Short task =
Reproduce all entries precisely as they are written.

Record list =
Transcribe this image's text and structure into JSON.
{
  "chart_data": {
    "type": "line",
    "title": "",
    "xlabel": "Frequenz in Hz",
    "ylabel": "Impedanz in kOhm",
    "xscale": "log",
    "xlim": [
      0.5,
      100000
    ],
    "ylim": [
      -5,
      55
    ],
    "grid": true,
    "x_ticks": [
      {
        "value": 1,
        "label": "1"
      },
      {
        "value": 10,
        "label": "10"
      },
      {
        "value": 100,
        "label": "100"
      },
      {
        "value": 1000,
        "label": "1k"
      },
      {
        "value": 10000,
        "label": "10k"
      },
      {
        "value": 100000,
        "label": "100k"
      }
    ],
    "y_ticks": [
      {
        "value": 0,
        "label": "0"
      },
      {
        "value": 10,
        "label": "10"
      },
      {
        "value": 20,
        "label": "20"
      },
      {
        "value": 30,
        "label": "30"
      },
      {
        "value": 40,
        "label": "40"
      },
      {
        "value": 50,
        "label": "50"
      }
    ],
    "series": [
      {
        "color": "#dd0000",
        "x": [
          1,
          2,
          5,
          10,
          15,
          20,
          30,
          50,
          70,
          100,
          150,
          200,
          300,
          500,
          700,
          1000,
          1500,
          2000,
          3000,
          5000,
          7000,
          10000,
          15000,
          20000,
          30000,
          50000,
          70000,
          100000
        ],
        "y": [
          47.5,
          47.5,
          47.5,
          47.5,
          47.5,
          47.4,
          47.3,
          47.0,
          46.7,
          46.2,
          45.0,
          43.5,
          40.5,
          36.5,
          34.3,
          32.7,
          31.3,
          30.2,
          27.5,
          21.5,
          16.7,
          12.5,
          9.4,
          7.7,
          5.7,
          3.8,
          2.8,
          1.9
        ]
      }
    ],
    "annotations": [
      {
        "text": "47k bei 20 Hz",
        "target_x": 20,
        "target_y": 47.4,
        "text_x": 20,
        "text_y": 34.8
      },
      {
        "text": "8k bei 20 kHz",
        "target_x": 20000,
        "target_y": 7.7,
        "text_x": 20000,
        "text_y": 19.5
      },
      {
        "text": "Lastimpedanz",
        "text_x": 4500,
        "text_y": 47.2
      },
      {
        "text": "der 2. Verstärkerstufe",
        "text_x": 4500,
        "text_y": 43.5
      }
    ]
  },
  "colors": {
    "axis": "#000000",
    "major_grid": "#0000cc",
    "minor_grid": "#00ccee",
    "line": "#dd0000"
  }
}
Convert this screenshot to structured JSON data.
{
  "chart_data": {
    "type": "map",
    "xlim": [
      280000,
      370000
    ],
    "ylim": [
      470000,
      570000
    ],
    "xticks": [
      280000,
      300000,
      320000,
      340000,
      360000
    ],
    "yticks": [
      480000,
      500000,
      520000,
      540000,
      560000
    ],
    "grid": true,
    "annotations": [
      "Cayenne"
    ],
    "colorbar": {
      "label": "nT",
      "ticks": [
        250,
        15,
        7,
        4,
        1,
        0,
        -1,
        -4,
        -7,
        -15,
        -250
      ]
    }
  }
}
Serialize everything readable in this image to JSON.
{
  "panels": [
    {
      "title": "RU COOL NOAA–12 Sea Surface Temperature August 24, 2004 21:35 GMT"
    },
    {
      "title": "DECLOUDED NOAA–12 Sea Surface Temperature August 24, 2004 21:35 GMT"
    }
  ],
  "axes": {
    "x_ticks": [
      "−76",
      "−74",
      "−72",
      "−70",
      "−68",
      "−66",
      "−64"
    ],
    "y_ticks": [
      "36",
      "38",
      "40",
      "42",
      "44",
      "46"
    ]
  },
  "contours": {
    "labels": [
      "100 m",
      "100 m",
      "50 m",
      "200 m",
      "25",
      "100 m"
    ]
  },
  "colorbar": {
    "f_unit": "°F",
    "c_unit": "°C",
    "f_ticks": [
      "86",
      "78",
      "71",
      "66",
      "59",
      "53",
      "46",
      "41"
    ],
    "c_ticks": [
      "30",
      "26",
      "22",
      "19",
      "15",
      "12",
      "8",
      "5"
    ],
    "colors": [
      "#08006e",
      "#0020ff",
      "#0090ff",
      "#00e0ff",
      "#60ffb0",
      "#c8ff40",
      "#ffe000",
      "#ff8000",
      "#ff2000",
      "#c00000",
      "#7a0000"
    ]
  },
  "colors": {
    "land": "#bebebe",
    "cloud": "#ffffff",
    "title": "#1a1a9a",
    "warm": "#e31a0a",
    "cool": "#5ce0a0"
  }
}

Response to the exercise =
Transcribe this image's text and structure into JSON.
{
  "chart_data": {
    "type": "line",
    "title": "",
    "xlabel": "Frequenz in Hz",
    "ylabel": "Impedanz in kOhm",
    "xscale": "log",
    "xlim": [
      0.5,
      100000
    ],
    "ylim": [
      -5,
      55
    ],
    "grid": true,
    "x_ticks": [
      {
        "value": 1,
        "label": "1"
      },
      {
        "value": 10,
        "label": "10"
      },
      {
        "value": 100,
        "label": "100"
      },
      {
        "value": 1000,
        "label": "1k"
      },
      {
        "value": 10000,
        "label": "10k"
      },
      {
        "value": 100000,
        "label": "100k"
      }
    ],
    "y_ticks": [
      {
        "value": 0,
        "label": "0"
      },
      {
        "value": 10,
        "label": "10"
      },
      {
        "value": 20,
        "label": "20"
      },
      {
        "value": 30,
        "label": "30"
      },
      {
        "value": 40,
        "label": "40"
      },
      {
        "value": 50,
        "label": "50"
      }
    ],
    "series": [
      {
        "color": "#dd0000",
        "x": [
          1,
          2,
          5,
          10,
          15,
          20,
          30,
          50,
          70,
          100,
          150,
          200,
          300,
          500,
          700,
          1000,
          1500,
          2000,
          3000,
          5000,
          7000,
          10000,
          15000,
          20000,
          30000,
          50000,
          70000,
          100000
        ],
        "y": [
          47.5,
          47.5,
          47.5,
          47.5,
          47.5,
          47.4,
          47.3,
          47.0,
          46.7,
          46.2,
          45.0,
          43.5,
          40.5,
          36.5,
          34.3,
          32.7,
          31.3,
          30.2,
          27.5,
          21.5,
          16.7,
          12.5,
          9.4,
          7.7,
          5.7,
          3.8,
          2.8,
          1.9
        ]
      }
    ],
    "annotations": [
      {
        "text": "47k bei 20 Hz",
        "target_x": 20,
        "target_y": 47.4,
        "text_x": 20,
        "text_y": 34.8
      },
      {
        "text": "8k bei 20 kHz",
        "target_x": 20000,
        "target_y": 7.7,
        "text_x": 20000,
        "text_y": 19.5
      },
      {
        "text": "Lastimpedanz",
        "text_x": 4500,
        "text_y": 47.2
      },
      {
        "text": "der 2. Verstärkerstufe",
        "text_x": 4500,
        "text_y": 43.5
      }
    ]
  },
  "colors": {
    "axis": "#000000",
    "major_grid": "#0000cc",
    "minor_grid": "#00ccee",
    "line": "#dd0000"
  }
}
Convert this screenshot to structured JSON data.
{
  "chart_data": {
    "type": "map",
    "xlim": [
      280000,
      370000
    ],
    "ylim": [
      470000,
      570000
    ],
    "xticks": [
      280000,
      300000,
      320000,
      340000,
      360000
    ],
    "yticks": [
      480000,
      500000,
      520000,
      540000,
      560000
    ],
    "grid": true,
    "annotations": [
      "Cayenne"
    ],
    "colorbar": {
      "label": "nT",
      "ticks": [
        250,
        15,
        7,
        4,
        1,
        0,
        -1,
        -4,
        -7,
        -15,
        -250
      ]
    }
  }
}
Serialize everything readable in this image to JSON.
{
  "panels": [
    {
      "title": "RU COOL NOAA–12 Sea Surface Temperature August 24, 2004 21:35 GMT"
    },
    {
      "title": "DECLOUDED NOAA–12 Sea Surface Temperature August 24, 2004 21:35 GMT"
    }
  ],
  "axes": {
    "x_ticks": [
      "−76",
      "−74",
      "−72",
      "−70",
      "−68",
      "−66",
      "−64"
    ],
    "y_ticks": [
      "36",
      "38",
      "40",
      "42",
      "44",
      "46"
    ]
  },
  "contours": {
    "labels": [
      "100 m",
      "100 m",
      "50 m",
      "200 m",
      "25",
      "100 m"
    ]
  },
  "colorbar": {
    "f_unit": "°F",
    "c_unit": "°C",
    "f_ticks": [
      "86",
      "78",
      "71",
      "66",
      "59",
      "53",
      "46",
      "41"
    ],
    "c_ticks": [
      "30",
      "26",
      "22",
      "19",
      "15",
      "12",
      "8",
      "5"
    ],
    "colors": [
      "#08006e",
      "#0020ff",
      "#0090ff",
      "#00e0ff",
      "#60ffb0",
      "#c8ff40",
      "#ffe000",
      "#ff8000",
      "#ff2000",
      "#c00000",
      "#7a0000"
    ]
  },
  "colors": {
    "land": "#bebebe",
    "cloud": "#ffffff",
    "title": "#1a1a9a",
    "warm": "#e31a0a",
    "cool": "#5ce0a0"
  }
}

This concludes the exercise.